* **Aim of the exercise**: Will you give the material below again, every line exactly as it is?

* **Data for this exercise**:

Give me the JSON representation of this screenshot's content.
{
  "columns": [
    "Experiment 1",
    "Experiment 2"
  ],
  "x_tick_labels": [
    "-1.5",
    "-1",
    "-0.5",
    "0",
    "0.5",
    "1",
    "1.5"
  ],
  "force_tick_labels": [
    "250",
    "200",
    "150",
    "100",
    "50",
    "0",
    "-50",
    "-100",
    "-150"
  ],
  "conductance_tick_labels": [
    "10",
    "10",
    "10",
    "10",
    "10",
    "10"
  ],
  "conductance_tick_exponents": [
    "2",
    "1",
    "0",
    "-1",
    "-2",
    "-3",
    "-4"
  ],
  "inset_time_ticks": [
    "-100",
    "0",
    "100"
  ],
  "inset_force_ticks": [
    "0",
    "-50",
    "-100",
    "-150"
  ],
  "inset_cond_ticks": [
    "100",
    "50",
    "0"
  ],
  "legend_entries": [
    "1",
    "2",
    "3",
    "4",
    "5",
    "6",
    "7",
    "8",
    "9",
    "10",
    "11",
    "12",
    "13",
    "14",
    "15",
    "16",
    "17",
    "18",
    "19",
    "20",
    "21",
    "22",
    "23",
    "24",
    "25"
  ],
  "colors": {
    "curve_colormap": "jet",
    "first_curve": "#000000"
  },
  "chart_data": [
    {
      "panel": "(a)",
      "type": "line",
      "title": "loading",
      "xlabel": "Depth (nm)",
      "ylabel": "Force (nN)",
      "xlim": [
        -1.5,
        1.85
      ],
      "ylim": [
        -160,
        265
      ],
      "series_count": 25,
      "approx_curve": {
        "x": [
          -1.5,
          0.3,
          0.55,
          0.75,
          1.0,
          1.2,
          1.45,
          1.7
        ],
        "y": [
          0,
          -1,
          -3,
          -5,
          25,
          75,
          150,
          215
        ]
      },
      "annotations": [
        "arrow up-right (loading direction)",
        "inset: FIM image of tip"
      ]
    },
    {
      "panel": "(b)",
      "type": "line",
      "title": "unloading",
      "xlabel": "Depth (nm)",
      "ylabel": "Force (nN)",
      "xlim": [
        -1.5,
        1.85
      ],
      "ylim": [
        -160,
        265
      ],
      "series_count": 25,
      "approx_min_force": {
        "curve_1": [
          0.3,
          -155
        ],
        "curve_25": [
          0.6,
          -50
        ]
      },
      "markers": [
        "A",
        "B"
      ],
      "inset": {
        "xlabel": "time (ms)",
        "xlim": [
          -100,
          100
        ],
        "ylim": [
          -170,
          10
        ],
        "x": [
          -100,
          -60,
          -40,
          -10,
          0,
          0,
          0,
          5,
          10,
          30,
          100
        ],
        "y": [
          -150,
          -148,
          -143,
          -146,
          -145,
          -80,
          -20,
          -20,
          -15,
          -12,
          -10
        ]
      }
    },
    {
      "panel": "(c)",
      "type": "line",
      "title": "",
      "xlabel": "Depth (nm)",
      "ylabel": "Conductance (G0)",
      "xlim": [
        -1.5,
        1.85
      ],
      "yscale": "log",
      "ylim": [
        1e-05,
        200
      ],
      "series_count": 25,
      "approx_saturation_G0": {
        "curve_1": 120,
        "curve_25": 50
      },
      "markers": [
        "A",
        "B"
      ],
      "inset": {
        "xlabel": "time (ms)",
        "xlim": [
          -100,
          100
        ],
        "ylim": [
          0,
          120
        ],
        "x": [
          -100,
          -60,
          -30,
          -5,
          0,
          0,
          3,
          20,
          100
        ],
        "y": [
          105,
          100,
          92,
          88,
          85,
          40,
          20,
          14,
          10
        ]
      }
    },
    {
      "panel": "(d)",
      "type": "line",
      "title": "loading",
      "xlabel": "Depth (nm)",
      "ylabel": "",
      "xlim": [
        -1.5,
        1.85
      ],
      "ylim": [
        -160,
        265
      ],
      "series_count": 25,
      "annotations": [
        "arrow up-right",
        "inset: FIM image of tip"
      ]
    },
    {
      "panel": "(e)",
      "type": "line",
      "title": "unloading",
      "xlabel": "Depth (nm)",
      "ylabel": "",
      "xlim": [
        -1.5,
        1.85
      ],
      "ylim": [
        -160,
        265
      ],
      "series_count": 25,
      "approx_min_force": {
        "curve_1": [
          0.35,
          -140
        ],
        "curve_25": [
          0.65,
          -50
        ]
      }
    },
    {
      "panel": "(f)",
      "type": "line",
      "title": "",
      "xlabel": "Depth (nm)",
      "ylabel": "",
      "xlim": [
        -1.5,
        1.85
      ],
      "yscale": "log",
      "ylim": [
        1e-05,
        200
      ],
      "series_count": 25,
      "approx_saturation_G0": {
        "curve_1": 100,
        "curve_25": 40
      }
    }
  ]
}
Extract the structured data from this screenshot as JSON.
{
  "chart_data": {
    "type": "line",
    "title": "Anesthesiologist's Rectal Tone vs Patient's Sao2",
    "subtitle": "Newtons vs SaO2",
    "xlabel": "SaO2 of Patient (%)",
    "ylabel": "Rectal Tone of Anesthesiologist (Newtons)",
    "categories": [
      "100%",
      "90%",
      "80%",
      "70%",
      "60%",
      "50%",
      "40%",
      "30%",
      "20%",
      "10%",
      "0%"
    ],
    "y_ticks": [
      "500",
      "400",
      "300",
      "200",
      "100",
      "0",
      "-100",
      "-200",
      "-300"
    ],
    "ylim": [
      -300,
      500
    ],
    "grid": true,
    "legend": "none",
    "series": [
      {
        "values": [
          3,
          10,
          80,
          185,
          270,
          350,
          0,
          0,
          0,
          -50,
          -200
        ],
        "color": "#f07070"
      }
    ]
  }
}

* **Exercise result**:
Give me the JSON representation of this screenshot's content.
{
  "columns": [
    "Experiment 1",
    "Experiment 2"
  ],
  "x_tick_labels": [
    "-1.5",
    "-1",
    "-0.5",
    "0",
    "0.5",
    "1",
    "1.5"
  ],
  "force_tick_labels": [
    "250",
    "200",
    "150",
    "100",
    "50",
    "0",
    "-50",
    "-100",
    "-150"
  ],
  "conductance_tick_labels": [
    "10",
    "10",
    "10",
    "10",
    "10",
    "10"
  ],
  "conductance_tick_exponents": [
    "2",
    "1",
    "0",
    "-1",
    "-2",
    "-3",
    "-4"
  ],
  "inset_time_ticks": [
    "-100",
    "0",
    "100"
  ],
  "inset_force_ticks": [
    "0",
    "-50",
    "-100",
    "-150"
  ],
  "inset_cond_ticks": [
    "100",
    "50",
    "0"
  ],
  "legend_entries": [
    "1",
    "2",
    "3",
    "4",
    "5",
    "6",
    "7",
    "8",
    "9",
    "10",
    "11",
    "12",
    "13",
    "14",
    "15",
    "16",
    "17",
    "18",
    "19",
    "20",
    "21",
    "22",
    "23",
    "24",
    "25"
  ],
  "colors": {
    "curve_colormap": "jet",
    "first_curve": "#000000"
  },
  "chart_data": [
    {
      "panel": "(a)",
      "type": "line",
      "title": "loading",
      "xlabel": "Depth (nm)",
      "ylabel": "Force (nN)",
      "xlim": [
        -1.5,
        1.85
      ],
      "ylim": [
        -160,
        265
      ],
      "series_count": 25,
      "approx_curve": {
        "x": [
          -1.5,
          0.3,
          0.55,
          0.75,
          1.0,
          1.2,
          1.45,
          1.7
        ],
        "y": [
          0,
          -1,
          -3,
          -5,
          25,
          75,
          150,
          215
        ]
      },
      "annotations": [
        "arrow up-right (loading direction)",
        "inset: FIM image of tip"
      ]
    },
    {
      "panel": "(b)",
      "type": "line",
      "title": "unloading",
      "xlabel": "Depth (nm)",
      "ylabel": "Force (nN)",
      "xlim": [
        -1.5,
        1.85
      ],
      "ylim": [
        -160,
        265
      ],
      "series_count": 25,
      "approx_min_force": {
        "curve_1": [
          0.3,
          -155
        ],
        "curve_25": [
          0.6,
          -50
        ]
      },
      "markers": [
        "A",
        "B"
      ],
      "inset": {
        "xlabel": "time (ms)",
        "xlim": [
          -100,
          100
        ],
        "ylim": [
          -170,
          10
        ],
        "x": [
          -100,
          -60,
          -40,
          -10,
          0,
          0,
          0,
          5,
          10,
          30,
          100
        ],
        "y": [
          -150,
          -148,
          -143,
          -146,
          -145,
          -80,
          -20,
          -20,
          -15,
          -12,
          -10
        ]
      }
    },
    {
      "panel": "(c)",
      "type": "line",
      "title": "",
      "xlabel": "Depth (nm)",
      "ylabel": "Conductance (G0)",
      "xlim": [
        -1.5,
        1.85
      ],
      "yscale": "log",
      "ylim": [
        1e-05,
        200
      ],
      "series_count": 25,
      "approx_saturation_G0": {
        "curve_1": 120,
        "curve_25": 50
      },
      "markers": [
        "A",
        "B"
      ],
      "inset": {
        "xlabel": "time (ms)",
        "xlim": [
          -100,
          100
        ],
        "ylim": [
          0,
          120
        ],
        "x": [
          -100,
          -60,
          -30,
          -5,
          0,
          0,
          3,
          20,
          100
        ],
        "y": [
          105,
          100,
          92,
          88,
          85,
          40,
          20,
          14,
          10
        ]
      }
    },
    {
      "panel": "(d)",
      "type": "line",
      "title": "loading",
      "xlabel": "Depth (nm)",
      "ylabel": "",
      "xlim": [
        -1.5,
        1.85
      ],
      "ylim": [
        -160,
        265
      ],
      "series_count": 25,
      "annotations": [
        "arrow up-right",
        "inset: FIM image of tip"
      ]
    },
    {
      "panel": "(e)",
      "type": "line",
      "title": "unloading",
      "xlabel": "Depth (nm)",
      "ylabel": "",
      "xlim": [
        -1.5,
        1.85
      ],
      "ylim": [
        -160,
        265
      ],
      "series_count": 25,
      "approx_min_force": {
        "curve_1": [
          0.35,
          -140
        ],
        "curve_25": [
          0.65,
          -50
        ]
      }
    },
    {
      "panel": "(f)",
      "type": "line",
      "title": "",
      "xlabel": "Depth (nm)",
      "ylabel": "",
      "xlim": [
        -1.5,
        1.85
      ],
      "yscale": "log",
      "ylim": [
        1e-05,
        200
      ],
      "series_count": 25,
      "approx_saturation_G0": {
        "curve_1": 100,
        "curve_25": 40
      }
    }
  ]
}
Extract the structured data from this screenshot as JSON.
{
  "chart_data": {
    "type": "line",
    "title": "Anesthesiologist's Rectal Tone vs Patient's Sao2",
    "subtitle": "Newtons vs SaO2",
    "xlabel": "SaO2 of Patient (%)",
    "ylabel": "Rectal Tone of Anesthesiologist (Newtons)",
    "categories": [
      "100%",
      "90%",
      "80%",
      "70%",
      "60%",
      "50%",
      "40%",
      "30%",
      "20%",
      "10%",
      "0%"
    ],
    "y_ticks": [
      "500",
      "400",
      "300",
      "200",
      "100",
      "0",
      "-100",
      "-200",
      "-300"
    ],
    "ylim": [
      -300,
      500
    ],
    "grid": true,
    "legend": "none",
    "series": [
      {
        "values": [
          3,
          10,
          80,
          185,
          270,
          350,
          0,
          0,
          0,
          -50,
          -200
        ],
        "color": "#f07070"
      }
    ]
  }
}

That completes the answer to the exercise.